▶ _SET TASK_
Of all the lines in these entries, how many contain the string "como"? Give only that count.

(Extracted records)
^^^^
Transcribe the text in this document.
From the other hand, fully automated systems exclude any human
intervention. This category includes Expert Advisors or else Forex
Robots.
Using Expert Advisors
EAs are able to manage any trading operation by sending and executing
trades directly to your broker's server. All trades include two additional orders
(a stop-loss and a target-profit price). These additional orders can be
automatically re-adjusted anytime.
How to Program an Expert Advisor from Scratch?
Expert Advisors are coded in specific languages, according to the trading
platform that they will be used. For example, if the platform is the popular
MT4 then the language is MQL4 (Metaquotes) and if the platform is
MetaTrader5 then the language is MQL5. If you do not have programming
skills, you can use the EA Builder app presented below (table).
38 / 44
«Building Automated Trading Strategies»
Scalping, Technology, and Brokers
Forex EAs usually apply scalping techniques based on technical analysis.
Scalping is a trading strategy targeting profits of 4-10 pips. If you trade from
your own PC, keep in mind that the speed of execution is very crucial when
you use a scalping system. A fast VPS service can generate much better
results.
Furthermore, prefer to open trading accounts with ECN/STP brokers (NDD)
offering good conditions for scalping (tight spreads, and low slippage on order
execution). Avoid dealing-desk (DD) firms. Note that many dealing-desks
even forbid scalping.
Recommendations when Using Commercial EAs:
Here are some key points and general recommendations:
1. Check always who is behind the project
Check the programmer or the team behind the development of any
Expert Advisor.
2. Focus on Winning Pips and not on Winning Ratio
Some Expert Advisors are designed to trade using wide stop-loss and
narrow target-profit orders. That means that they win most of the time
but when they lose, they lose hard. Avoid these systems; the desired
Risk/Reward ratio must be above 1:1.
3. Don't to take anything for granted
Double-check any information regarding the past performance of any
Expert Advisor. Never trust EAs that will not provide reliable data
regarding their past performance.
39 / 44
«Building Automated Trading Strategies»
^^^^
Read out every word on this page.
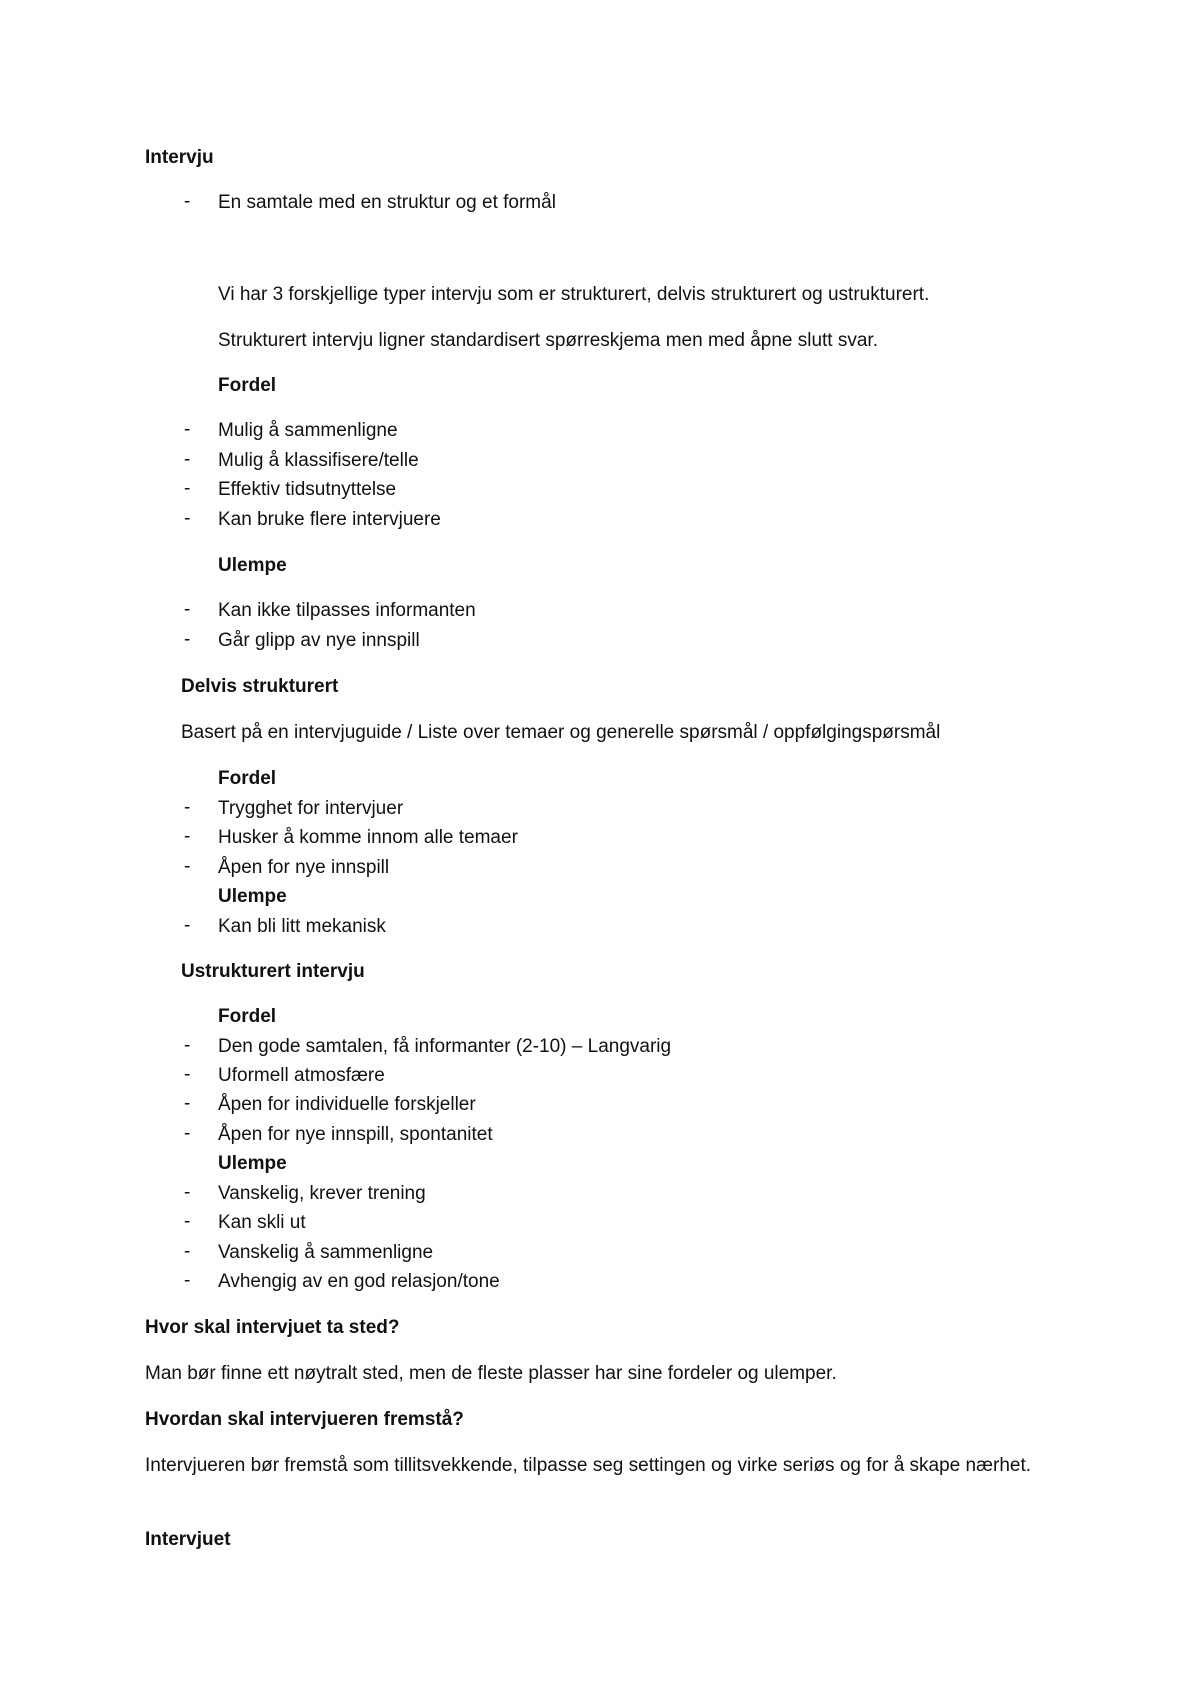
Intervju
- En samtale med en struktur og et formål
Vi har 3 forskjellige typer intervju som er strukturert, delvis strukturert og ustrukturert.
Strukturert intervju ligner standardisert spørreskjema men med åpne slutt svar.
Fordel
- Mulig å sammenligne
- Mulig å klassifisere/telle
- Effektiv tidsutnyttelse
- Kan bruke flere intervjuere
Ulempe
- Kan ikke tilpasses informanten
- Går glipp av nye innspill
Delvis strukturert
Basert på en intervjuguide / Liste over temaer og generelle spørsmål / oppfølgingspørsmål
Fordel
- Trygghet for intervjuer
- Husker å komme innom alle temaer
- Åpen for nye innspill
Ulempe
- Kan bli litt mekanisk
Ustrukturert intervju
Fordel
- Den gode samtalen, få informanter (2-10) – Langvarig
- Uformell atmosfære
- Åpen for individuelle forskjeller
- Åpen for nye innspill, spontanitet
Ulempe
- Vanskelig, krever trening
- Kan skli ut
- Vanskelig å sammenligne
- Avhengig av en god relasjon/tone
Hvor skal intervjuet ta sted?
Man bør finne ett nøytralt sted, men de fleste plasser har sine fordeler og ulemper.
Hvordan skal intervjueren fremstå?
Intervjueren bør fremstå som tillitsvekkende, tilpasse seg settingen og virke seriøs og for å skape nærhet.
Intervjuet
^^^^
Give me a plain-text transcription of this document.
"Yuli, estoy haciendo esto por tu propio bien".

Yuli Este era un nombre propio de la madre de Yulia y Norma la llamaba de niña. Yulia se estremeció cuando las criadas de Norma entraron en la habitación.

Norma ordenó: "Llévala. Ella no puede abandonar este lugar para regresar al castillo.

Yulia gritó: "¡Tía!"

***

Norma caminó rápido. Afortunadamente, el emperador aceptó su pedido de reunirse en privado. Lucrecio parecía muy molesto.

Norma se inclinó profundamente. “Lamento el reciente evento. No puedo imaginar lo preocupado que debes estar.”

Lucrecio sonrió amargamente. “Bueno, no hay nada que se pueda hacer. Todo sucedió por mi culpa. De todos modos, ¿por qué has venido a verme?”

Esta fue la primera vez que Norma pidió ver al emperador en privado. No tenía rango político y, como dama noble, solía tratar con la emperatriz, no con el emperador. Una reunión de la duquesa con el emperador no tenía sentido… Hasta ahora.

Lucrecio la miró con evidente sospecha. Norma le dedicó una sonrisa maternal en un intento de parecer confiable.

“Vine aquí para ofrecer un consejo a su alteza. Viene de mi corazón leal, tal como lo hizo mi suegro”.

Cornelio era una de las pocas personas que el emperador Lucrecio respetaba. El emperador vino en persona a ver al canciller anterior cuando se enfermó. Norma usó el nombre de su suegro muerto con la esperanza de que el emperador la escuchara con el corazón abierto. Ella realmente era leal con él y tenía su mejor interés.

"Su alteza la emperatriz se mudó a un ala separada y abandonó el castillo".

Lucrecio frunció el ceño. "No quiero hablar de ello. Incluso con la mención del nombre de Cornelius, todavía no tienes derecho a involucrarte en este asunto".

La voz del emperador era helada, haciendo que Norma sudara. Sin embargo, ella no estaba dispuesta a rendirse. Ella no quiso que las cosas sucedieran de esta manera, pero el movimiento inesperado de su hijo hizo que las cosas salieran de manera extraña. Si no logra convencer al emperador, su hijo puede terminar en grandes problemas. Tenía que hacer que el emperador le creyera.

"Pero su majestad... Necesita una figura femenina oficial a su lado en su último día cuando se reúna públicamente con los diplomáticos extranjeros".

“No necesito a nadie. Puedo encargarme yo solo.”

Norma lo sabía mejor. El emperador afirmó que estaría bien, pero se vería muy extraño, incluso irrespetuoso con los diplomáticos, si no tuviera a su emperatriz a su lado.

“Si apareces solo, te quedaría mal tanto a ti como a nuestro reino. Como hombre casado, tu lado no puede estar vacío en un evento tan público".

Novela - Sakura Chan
^^^^
▶ _ANSWER TO THIS TASK_
3